══ Provided material

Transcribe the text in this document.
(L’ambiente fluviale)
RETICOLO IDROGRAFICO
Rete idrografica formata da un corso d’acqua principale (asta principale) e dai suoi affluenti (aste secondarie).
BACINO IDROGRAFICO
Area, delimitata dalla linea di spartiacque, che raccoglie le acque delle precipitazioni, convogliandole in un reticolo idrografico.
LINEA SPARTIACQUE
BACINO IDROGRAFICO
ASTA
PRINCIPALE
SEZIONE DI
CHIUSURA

════
══ Provided material

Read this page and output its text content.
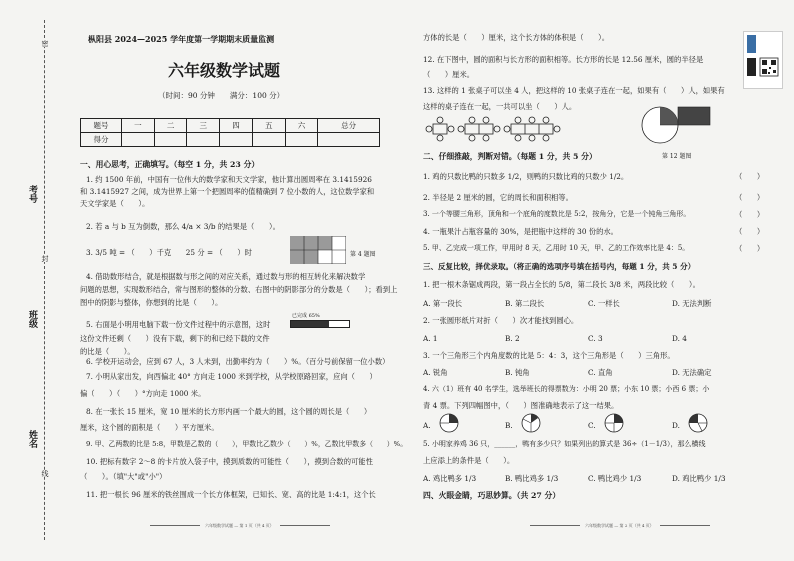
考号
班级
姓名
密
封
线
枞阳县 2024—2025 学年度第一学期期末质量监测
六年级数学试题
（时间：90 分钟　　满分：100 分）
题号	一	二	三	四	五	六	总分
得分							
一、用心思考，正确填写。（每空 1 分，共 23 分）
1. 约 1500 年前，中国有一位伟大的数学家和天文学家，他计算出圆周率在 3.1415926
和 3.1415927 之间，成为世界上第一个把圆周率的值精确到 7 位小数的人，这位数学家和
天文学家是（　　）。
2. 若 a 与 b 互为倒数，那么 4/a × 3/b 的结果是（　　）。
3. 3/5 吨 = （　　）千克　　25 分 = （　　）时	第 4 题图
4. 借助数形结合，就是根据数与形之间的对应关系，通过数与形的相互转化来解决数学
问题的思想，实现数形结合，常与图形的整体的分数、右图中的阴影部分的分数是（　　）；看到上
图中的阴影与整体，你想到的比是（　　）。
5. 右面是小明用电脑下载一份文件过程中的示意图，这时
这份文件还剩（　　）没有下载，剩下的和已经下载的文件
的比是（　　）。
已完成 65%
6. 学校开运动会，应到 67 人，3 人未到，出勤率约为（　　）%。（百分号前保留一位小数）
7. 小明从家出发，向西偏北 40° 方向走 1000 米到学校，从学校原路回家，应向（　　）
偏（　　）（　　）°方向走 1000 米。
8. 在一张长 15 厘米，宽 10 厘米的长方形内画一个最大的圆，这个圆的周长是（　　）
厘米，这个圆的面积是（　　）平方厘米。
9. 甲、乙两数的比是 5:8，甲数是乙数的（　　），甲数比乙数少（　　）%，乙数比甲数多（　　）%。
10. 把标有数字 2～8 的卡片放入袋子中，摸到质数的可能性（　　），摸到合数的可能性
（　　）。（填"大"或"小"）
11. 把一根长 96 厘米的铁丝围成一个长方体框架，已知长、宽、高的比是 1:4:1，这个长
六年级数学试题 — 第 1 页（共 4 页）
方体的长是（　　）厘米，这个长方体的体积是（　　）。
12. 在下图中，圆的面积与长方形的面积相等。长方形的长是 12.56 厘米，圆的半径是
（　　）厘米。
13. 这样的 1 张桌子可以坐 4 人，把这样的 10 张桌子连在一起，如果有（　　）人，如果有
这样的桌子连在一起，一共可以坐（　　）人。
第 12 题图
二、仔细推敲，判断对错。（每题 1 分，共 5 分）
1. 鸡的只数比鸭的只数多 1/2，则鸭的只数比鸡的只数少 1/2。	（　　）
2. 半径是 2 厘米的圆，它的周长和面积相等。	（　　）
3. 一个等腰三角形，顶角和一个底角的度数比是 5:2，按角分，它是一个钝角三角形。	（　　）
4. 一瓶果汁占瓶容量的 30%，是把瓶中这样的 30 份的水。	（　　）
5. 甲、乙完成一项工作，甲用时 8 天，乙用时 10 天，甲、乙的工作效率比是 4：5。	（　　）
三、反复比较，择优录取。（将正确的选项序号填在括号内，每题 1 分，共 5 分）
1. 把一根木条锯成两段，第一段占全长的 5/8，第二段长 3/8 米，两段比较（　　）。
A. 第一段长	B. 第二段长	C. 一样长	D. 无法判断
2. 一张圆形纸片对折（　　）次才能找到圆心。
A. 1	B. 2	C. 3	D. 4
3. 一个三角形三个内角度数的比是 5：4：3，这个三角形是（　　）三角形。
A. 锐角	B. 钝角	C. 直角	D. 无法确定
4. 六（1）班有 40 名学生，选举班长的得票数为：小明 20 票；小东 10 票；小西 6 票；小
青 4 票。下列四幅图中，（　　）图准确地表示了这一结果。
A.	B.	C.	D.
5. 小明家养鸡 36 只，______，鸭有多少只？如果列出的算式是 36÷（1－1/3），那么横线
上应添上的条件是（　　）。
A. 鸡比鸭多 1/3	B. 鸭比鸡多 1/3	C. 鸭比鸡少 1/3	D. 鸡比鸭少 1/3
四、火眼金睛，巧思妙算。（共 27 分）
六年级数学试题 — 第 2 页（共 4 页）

════

• Objective: In the records above, how many lines include "this"? Give that number and nothing more.

• Task response: 2